Problem: Retype every entry word for word.

Entries with figure data:
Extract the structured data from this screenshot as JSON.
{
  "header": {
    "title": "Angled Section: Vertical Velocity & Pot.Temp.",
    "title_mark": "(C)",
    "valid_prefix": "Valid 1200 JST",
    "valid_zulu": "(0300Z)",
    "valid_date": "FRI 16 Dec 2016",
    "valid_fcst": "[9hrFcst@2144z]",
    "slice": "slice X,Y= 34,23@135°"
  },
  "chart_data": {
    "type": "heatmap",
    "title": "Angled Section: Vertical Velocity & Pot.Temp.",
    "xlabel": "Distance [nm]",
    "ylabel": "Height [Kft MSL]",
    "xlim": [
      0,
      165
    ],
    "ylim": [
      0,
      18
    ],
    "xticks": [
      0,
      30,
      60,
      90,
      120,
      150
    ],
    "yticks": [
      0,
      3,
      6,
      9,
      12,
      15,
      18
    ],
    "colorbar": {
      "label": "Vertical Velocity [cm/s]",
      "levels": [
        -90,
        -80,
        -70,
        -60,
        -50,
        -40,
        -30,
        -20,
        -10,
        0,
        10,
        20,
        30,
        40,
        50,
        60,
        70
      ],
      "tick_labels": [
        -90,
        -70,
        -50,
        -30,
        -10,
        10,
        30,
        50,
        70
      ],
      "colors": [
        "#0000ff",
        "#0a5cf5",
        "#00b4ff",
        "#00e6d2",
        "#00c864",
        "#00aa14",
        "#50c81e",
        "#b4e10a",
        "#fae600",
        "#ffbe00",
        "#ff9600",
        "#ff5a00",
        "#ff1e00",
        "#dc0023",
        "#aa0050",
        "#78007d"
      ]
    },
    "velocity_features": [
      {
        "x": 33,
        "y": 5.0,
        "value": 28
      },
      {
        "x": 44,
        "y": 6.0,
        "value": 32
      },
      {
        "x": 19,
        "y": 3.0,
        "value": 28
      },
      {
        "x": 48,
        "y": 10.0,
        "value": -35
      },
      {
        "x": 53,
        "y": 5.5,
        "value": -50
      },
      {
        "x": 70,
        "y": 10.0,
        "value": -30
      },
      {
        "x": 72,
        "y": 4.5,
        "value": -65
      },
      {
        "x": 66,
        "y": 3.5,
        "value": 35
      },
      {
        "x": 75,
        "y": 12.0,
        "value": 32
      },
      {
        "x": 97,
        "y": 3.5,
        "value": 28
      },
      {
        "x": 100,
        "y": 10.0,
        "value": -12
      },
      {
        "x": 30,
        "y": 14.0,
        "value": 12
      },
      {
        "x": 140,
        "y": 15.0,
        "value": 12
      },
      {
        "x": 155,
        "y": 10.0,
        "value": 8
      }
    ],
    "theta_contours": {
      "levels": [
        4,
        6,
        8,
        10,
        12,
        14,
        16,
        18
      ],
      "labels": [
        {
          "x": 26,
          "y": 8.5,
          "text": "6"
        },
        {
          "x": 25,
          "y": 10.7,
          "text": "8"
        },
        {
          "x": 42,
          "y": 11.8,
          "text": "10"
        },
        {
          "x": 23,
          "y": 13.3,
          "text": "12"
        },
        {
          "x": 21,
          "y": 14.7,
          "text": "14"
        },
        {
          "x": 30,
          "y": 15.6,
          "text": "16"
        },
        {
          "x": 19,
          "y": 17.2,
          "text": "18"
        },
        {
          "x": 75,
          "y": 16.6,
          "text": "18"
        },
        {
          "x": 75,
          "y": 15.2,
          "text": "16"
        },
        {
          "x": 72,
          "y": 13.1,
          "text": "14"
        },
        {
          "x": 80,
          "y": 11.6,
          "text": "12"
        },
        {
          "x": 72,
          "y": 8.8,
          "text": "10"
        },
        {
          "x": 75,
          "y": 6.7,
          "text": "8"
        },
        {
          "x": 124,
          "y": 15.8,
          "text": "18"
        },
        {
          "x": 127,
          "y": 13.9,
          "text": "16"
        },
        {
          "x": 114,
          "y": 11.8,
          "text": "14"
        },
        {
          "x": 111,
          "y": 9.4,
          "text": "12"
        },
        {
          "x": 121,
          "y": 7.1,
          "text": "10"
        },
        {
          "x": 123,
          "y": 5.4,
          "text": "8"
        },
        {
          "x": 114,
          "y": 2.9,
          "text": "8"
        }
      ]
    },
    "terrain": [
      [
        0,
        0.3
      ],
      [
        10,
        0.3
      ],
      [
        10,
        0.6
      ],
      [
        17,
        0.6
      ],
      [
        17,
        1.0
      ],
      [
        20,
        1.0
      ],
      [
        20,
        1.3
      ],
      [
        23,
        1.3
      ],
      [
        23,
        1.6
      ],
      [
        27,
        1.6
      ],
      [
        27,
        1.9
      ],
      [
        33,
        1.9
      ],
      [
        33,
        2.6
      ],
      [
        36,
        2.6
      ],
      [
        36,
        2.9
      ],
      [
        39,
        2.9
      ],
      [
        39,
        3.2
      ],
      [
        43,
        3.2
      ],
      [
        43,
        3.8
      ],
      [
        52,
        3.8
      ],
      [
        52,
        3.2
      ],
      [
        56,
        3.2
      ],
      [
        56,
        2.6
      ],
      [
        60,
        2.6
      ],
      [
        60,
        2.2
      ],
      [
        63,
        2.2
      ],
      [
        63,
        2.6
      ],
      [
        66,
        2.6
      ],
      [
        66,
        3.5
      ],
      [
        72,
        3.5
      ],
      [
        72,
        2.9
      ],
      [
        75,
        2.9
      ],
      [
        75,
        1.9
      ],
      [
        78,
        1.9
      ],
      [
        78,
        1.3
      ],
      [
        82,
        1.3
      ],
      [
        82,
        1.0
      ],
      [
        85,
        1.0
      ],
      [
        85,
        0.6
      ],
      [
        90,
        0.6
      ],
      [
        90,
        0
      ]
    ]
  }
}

Written answer:
Extract the structured data from this screenshot as JSON.
{
  "header": {
    "title": "Angled Section: Vertical Velocity & Pot.Temp.",
    "title_mark": "(C)",
    "valid_prefix": "Valid 1200 JST",
    "valid_zulu": "(0300Z)",
    "valid_date": "FRI 16 Dec 2016",
    "valid_fcst": "[9hrFcst@2144z]",
    "slice": "slice X,Y= 34,23@135°"
  },
  "chart_data": {
    "type": "heatmap",
    "title": "Angled Section: Vertical Velocity & Pot.Temp.",
    "xlabel": "Distance [nm]",
    "ylabel": "Height [Kft MSL]",
    "xlim": [
      0,
      165
    ],
    "ylim": [
      0,
      18
    ],
    "xticks": [
      0,
      30,
      60,
      90,
      120,
      150
    ],
    "yticks": [
      0,
      3,
      6,
      9,
      12,
      15,
      18
    ],
    "colorbar": {
      "label": "Vertical Velocity [cm/s]",
      "levels": [
        -90,
        -80,
        -70,
        -60,
        -50,
        -40,
        -30,
        -20,
        -10,
        0,
        10,
        20,
        30,
        40,
        50,
        60,
        70
      ],
      "tick_labels": [
        -90,
        -70,
        -50,
        -30,
        -10,
        10,
        30,
        50,
        70
      ],
      "colors": [
        "#0000ff",
        "#0a5cf5",
        "#00b4ff",
        "#00e6d2",
        "#00c864",
        "#00aa14",
        "#50c81e",
        "#b4e10a",
        "#fae600",
        "#ffbe00",
        "#ff9600",
        "#ff5a00",
        "#ff1e00",
        "#dc0023",
        "#aa0050",
        "#78007d"
      ]
    },
    "velocity_features": [
      {
        "x": 33,
        "y": 5.0,
        "value": 28
      },
      {
        "x": 44,
        "y": 6.0,
        "value": 32
      },
      {
        "x": 19,
        "y": 3.0,
        "value": 28
      },
      {
        "x": 48,
        "y": 10.0,
        "value": -35
      },
      {
        "x": 53,
        "y": 5.5,
        "value": -50
      },
      {
        "x": 70,
        "y": 10.0,
        "value": -30
      },
      {
        "x": 72,
        "y": 4.5,
        "value": -65
      },
      {
        "x": 66,
        "y": 3.5,
        "value": 35
      },
      {
        "x": 75,
        "y": 12.0,
        "value": 32
      },
      {
        "x": 97,
        "y": 3.5,
        "value": 28
      },
      {
        "x": 100,
        "y": 10.0,
        "value": -12
      },
      {
        "x": 30,
        "y": 14.0,
        "value": 12
      },
      {
        "x": 140,
        "y": 15.0,
        "value": 12
      },
      {
        "x": 155,
        "y": 10.0,
        "value": 8
      }
    ],
    "theta_contours": {
      "levels": [
        4,
        6,
        8,
        10,
        12,
        14,
        16,
        18
      ],
      "labels": [
        {
          "x": 26,
          "y": 8.5,
          "text": "6"
        },
        {
          "x": 25,
          "y": 10.7,
          "text": "8"
        },
        {
          "x": 42,
          "y": 11.8,
          "text": "10"
        },
        {
          "x": 23,
          "y": 13.3,
          "text": "12"
        },
        {
          "x": 21,
          "y": 14.7,
          "text": "14"
        },
        {
          "x": 30,
          "y": 15.6,
          "text": "16"
        },
        {
          "x": 19,
          "y": 17.2,
          "text": "18"
        },
        {
          "x": 75,
          "y": 16.6,
          "text": "18"
        },
        {
          "x": 75,
          "y": 15.2,
          "text": "16"
        },
        {
          "x": 72,
          "y": 13.1,
          "text": "14"
        },
        {
          "x": 80,
          "y": 11.6,
          "text": "12"
        },
        {
          "x": 72,
          "y": 8.8,
          "text": "10"
        },
        {
          "x": 75,
          "y": 6.7,
          "text": "8"
        },
        {
          "x": 124,
          "y": 15.8,
          "text": "18"
        },
        {
          "x": 127,
          "y": 13.9,
          "text": "16"
        },
        {
          "x": 114,
          "y": 11.8,
          "text": "14"
        },
        {
          "x": 111,
          "y": 9.4,
          "text": "12"
        },
        {
          "x": 121,
          "y": 7.1,
          "text": "10"
        },
        {
          "x": 123,
          "y": 5.4,
          "text": "8"
        },
        {
          "x": 114,
          "y": 2.9,
          "text": "8"
        }
      ]
    },
    "terrain": [
      [
        0,
        0.3
      ],
      [
        10,
        0.3
      ],
      [
        10,
        0.6
      ],
      [
        17,
        0.6
      ],
      [
        17,
        1.0
      ],
      [
        20,
        1.0
      ],
      [
        20,
        1.3
      ],
      [
        23,
        1.3
      ],
      [
        23,
        1.6
      ],
      [
        27,
        1.6
      ],
      [
        27,
        1.9
      ],
      [
        33,
        1.9
      ],
      [
        33,
        2.6
      ],
      [
        36,
        2.6
      ],
      [
        36,
        2.9
      ],
      [
        39,
        2.9
      ],
      [
        39,
        3.2
      ],
      [
        43,
        3.2
      ],
      [
        43,
        3.8
      ],
      [
        52,
        3.8
      ],
      [
        52,
        3.2
      ],
      [
        56,
        3.2
      ],
      [
        56,
        2.6
      ],
      [
        60,
        2.6
      ],
      [
        60,
        2.2
      ],
      [
        63,
        2.2
      ],
      [
        63,
        2.6
      ],
      [
        66,
        2.6
      ],
      [
        66,
        3.5
      ],
      [
        72,
        3.5
      ],
      [
        72,
        2.9
      ],
      [
        75,
        2.9
      ],
      [
        75,
        1.9
      ],
      [
        78,
        1.9
      ],
      [
        78,
        1.3
      ],
      [
        82,
        1.3
      ],
      [
        82,
        1.0
      ],
      [
        85,
        1.0
      ],
      [
        85,
        0.6
      ],
      [
        90,
        0.6
      ],
      [
        90,
        0
      ]
    ]
  }
}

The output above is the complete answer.